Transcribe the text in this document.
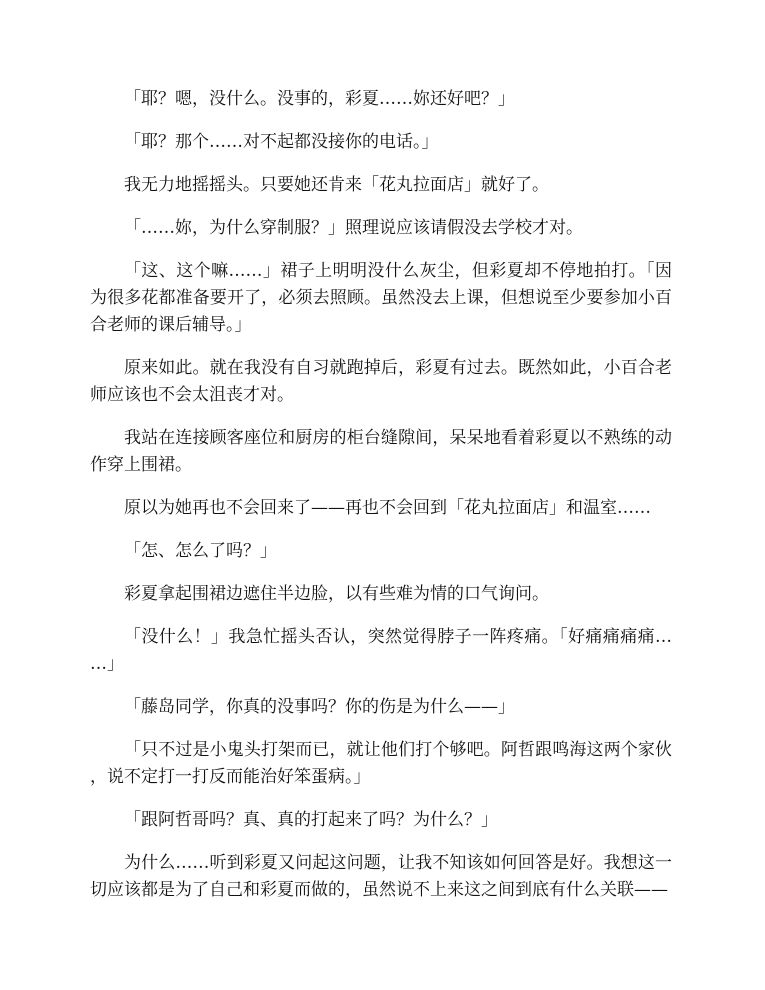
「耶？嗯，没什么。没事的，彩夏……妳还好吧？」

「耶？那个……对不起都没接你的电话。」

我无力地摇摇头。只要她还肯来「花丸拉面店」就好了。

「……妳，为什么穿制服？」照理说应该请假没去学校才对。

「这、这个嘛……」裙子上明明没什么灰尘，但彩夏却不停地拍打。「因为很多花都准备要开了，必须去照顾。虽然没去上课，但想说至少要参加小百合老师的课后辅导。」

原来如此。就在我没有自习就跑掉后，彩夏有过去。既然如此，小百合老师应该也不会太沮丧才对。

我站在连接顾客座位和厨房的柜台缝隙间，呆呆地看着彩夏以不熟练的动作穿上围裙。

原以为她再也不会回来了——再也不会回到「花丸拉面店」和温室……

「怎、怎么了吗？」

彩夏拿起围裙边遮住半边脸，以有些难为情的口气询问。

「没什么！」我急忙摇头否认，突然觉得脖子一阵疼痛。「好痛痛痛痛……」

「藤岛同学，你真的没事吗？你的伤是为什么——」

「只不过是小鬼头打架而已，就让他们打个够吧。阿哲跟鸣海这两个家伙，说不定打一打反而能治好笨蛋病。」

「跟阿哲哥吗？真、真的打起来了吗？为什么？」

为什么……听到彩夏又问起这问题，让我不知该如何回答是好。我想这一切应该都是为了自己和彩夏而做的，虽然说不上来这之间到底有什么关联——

STATED PROBLEM: The lines to collect are those holding the string "花丸拉面店"; copy them all.

RESPONSE BELOW:
我无力地摇摇头。只要她还肯来「花丸拉面店」就好了。
原以为她再也不会回来了——再也不会回到「花丸拉面店」和温室……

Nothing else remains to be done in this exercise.